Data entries
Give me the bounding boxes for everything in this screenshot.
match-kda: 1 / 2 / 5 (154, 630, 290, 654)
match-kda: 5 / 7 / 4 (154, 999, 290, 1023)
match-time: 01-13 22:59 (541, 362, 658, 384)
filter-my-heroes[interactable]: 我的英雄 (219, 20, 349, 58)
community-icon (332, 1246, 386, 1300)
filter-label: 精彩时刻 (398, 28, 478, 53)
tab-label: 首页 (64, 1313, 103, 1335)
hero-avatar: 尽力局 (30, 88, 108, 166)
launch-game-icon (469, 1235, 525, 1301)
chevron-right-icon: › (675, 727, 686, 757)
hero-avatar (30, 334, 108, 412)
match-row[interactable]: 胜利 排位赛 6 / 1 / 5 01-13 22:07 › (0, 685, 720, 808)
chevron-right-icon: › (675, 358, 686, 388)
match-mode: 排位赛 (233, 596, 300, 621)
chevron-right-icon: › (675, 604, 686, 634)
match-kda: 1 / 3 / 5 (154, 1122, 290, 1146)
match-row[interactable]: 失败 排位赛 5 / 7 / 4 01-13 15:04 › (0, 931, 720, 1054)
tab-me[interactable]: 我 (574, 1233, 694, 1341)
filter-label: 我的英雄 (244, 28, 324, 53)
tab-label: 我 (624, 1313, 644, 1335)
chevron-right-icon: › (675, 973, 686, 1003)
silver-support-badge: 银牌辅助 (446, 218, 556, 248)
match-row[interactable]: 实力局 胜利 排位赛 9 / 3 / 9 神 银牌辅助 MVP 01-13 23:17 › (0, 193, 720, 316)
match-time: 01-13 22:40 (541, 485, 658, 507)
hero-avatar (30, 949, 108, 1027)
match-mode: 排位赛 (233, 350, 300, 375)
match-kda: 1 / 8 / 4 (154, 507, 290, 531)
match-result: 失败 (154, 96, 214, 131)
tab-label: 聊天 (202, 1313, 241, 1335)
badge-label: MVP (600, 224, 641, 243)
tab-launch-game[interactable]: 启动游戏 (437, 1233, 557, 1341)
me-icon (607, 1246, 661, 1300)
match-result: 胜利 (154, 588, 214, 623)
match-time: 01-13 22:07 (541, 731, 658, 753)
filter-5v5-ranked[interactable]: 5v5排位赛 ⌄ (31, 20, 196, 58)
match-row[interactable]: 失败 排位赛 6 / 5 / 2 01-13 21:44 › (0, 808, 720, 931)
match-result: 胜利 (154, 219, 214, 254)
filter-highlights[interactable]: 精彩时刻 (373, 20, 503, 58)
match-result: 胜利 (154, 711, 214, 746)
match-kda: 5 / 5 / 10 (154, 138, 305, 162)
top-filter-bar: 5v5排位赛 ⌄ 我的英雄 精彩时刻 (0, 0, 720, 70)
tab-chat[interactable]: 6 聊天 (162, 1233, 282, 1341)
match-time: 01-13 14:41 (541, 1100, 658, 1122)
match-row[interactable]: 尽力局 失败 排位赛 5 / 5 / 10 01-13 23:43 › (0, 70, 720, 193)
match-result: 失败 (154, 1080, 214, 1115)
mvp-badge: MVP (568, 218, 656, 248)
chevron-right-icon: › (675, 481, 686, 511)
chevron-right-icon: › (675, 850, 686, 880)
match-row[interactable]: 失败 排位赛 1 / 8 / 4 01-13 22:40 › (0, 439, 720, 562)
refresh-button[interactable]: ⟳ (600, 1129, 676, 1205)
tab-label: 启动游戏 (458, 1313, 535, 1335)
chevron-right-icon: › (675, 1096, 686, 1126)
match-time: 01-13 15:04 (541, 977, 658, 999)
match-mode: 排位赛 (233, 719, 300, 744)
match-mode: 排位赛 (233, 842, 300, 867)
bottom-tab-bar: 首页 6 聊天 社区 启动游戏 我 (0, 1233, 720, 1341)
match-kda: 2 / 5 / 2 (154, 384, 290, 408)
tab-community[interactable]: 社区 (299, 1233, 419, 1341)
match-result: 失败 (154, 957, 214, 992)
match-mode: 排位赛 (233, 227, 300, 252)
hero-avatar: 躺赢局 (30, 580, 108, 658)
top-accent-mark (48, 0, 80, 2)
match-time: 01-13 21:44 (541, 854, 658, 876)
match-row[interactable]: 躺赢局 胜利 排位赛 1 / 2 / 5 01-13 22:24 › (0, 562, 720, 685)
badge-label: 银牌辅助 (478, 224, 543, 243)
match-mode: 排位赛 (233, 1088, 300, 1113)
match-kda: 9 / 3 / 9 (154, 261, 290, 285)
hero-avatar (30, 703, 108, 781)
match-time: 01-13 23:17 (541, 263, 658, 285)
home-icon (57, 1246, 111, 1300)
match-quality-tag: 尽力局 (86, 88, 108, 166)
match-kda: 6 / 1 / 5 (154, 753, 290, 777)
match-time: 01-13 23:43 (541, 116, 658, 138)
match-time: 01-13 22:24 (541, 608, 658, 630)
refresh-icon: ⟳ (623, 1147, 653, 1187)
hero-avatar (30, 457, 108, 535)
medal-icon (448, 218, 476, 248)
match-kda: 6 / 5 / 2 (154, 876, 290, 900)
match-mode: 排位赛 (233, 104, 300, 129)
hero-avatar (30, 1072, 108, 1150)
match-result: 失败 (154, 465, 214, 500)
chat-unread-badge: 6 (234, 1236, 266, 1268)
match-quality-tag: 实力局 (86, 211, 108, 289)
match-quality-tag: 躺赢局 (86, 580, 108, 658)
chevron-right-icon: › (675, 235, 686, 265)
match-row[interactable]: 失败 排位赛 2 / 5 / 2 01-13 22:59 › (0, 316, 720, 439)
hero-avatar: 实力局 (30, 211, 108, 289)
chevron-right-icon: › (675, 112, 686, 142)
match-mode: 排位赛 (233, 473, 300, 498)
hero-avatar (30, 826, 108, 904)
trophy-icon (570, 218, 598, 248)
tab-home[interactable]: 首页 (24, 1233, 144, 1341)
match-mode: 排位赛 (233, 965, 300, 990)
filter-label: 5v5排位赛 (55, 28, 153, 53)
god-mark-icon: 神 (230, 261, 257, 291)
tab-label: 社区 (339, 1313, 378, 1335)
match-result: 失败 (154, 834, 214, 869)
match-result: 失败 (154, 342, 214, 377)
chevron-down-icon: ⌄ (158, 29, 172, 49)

Exercise description - Retype all of the data entries above, each line unchanged and in the same order.

Written response -
Give me the bounding boxes for everything in this screenshot.
match-kda: 1 / 2 / 5 (154, 630, 290, 654)
match-kda: 5 / 7 / 4 (154, 999, 290, 1023)
match-time: 01-13 22:59 (541, 362, 658, 384)
filter-my-heroes[interactable]: 我的英雄 (219, 20, 349, 58)
community-icon (332, 1246, 386, 1300)
filter-label: 精彩时刻 (398, 28, 478, 53)
tab-label: 首页 (64, 1313, 103, 1335)
hero-avatar: 尽力局 (30, 88, 108, 166)
launch-game-icon (469, 1235, 525, 1301)
chevron-right-icon: › (675, 727, 686, 757)
hero-avatar (30, 334, 108, 412)
match-row[interactable]: 胜利 排位赛 6 / 1 / 5 01-13 22:07 › (0, 685, 720, 808)
chevron-right-icon: › (675, 358, 686, 388)
match-mode: 排位赛 (233, 596, 300, 621)
chevron-right-icon: › (675, 604, 686, 634)
match-kda: 1 / 3 / 5 (154, 1122, 290, 1146)
match-row[interactable]: 失败 排位赛 5 / 7 / 4 01-13 15:04 › (0, 931, 720, 1054)
tab-me[interactable]: 我 (574, 1233, 694, 1341)
filter-label: 我的英雄 (244, 28, 324, 53)
tab-label: 我 (624, 1313, 644, 1335)
chevron-right-icon: › (675, 973, 686, 1003)
silver-support-badge: 银牌辅助 (446, 218, 556, 248)
match-row[interactable]: 实力局 胜利 排位赛 9 / 3 / 9 神 银牌辅助 MVP 01-13 23:17 › (0, 193, 720, 316)
match-time: 01-13 22:40 (541, 485, 658, 507)
hero-avatar (30, 949, 108, 1027)
match-mode: 排位赛 (233, 350, 300, 375)
match-kda: 1 / 8 / 4 (154, 507, 290, 531)
match-result: 失败 (154, 96, 214, 131)
tab-label: 聊天 (202, 1313, 241, 1335)
badge-label: MVP (600, 224, 641, 243)
tab-launch-game[interactable]: 启动游戏 (437, 1233, 557, 1341)
me-icon (607, 1246, 661, 1300)
match-result: 胜利 (154, 588, 214, 623)
match-time: 01-13 22:07 (541, 731, 658, 753)
filter-5v5-ranked[interactable]: 5v5排位赛 ⌄ (31, 20, 196, 58)
match-row[interactable]: 失败 排位赛 6 / 5 / 2 01-13 21:44 › (0, 808, 720, 931)
match-result: 胜利 (154, 219, 214, 254)
filter-highlights[interactable]: 精彩时刻 (373, 20, 503, 58)
match-result: 胜利 (154, 711, 214, 746)
match-kda: 5 / 5 / 10 (154, 138, 305, 162)
top-filter-bar: 5v5排位赛 ⌄ 我的英雄 精彩时刻 (0, 0, 720, 70)
tab-chat[interactable]: 6 聊天 (162, 1233, 282, 1341)
match-time: 01-13 14:41 (541, 1100, 658, 1122)
match-row[interactable]: 尽力局 失败 排位赛 5 / 5 / 10 01-13 23:43 › (0, 70, 720, 193)
match-result: 失败 (154, 1080, 214, 1115)
mvp-badge: MVP (568, 218, 656, 248)
chevron-right-icon: › (675, 481, 686, 511)
chevron-right-icon: › (675, 850, 686, 880)
match-row[interactable]: 失败 排位赛 1 / 8 / 4 01-13 22:40 › (0, 439, 720, 562)
refresh-button[interactable]: ⟳ (600, 1129, 676, 1205)
tab-label: 启动游戏 (458, 1313, 535, 1335)
chevron-right-icon: › (675, 1096, 686, 1126)
match-time: 01-13 15:04 (541, 977, 658, 999)
match-mode: 排位赛 (233, 719, 300, 744)
match-mode: 排位赛 (233, 842, 300, 867)
bottom-tab-bar: 首页 6 聊天 社区 启动游戏 我 (0, 1233, 720, 1341)
match-kda: 2 / 5 / 2 (154, 384, 290, 408)
tab-community[interactable]: 社区 (299, 1233, 419, 1341)
match-result: 失败 (154, 957, 214, 992)
match-mode: 排位赛 (233, 227, 300, 252)
hero-avatar: 躺赢局 (30, 580, 108, 658)
top-accent-mark (48, 0, 80, 2)
match-time: 01-13 21:44 (541, 854, 658, 876)
match-row[interactable]: 躺赢局 胜利 排位赛 1 / 2 / 5 01-13 22:24 › (0, 562, 720, 685)
badge-label: 银牌辅助 (478, 224, 543, 243)
match-mode: 排位赛 (233, 1088, 300, 1113)
match-kda: 9 / 3 / 9 (154, 261, 290, 285)
hero-avatar (30, 703, 108, 781)
match-time: 01-13 23:17 (541, 263, 658, 285)
home-icon (57, 1246, 111, 1300)
match-quality-tag: 尽力局 (86, 88, 108, 166)
match-kda: 6 / 1 / 5 (154, 753, 290, 777)
match-time: 01-13 23:43 (541, 116, 658, 138)
match-time: 01-13 22:24 (541, 608, 658, 630)
refresh-icon: ⟳ (623, 1147, 653, 1187)
hero-avatar (30, 457, 108, 535)
medal-icon (448, 218, 476, 248)
match-kda: 6 / 5 / 2 (154, 876, 290, 900)
match-mode: 排位赛 (233, 104, 300, 129)
hero-avatar (30, 1072, 108, 1150)
match-result: 失败 (154, 465, 214, 500)
chat-unread-badge: 6 (234, 1236, 266, 1268)
match-quality-tag: 实力局 (86, 211, 108, 289)
match-quality-tag: 躺赢局 (86, 580, 108, 658)
chevron-right-icon: › (675, 235, 686, 265)
match-row[interactable]: 失败 排位赛 2 / 5 / 2 01-13 22:59 › (0, 316, 720, 439)
hero-avatar: 实力局 (30, 211, 108, 289)
chevron-right-icon: › (675, 112, 686, 142)
match-mode: 排位赛 (233, 473, 300, 498)
hero-avatar (30, 826, 108, 904)
trophy-icon (570, 218, 598, 248)
tab-home[interactable]: 首页 (24, 1233, 144, 1341)
match-mode: 排位赛 (233, 965, 300, 990)
filter-label: 5v5排位赛 (55, 28, 153, 53)
god-mark-icon: 神 (230, 261, 257, 291)
tab-label: 社区 (339, 1313, 378, 1335)
match-result: 失败 (154, 834, 214, 869)
match-result: 失败 (154, 342, 214, 377)
chevron-down-icon: ⌄ (158, 29, 172, 49)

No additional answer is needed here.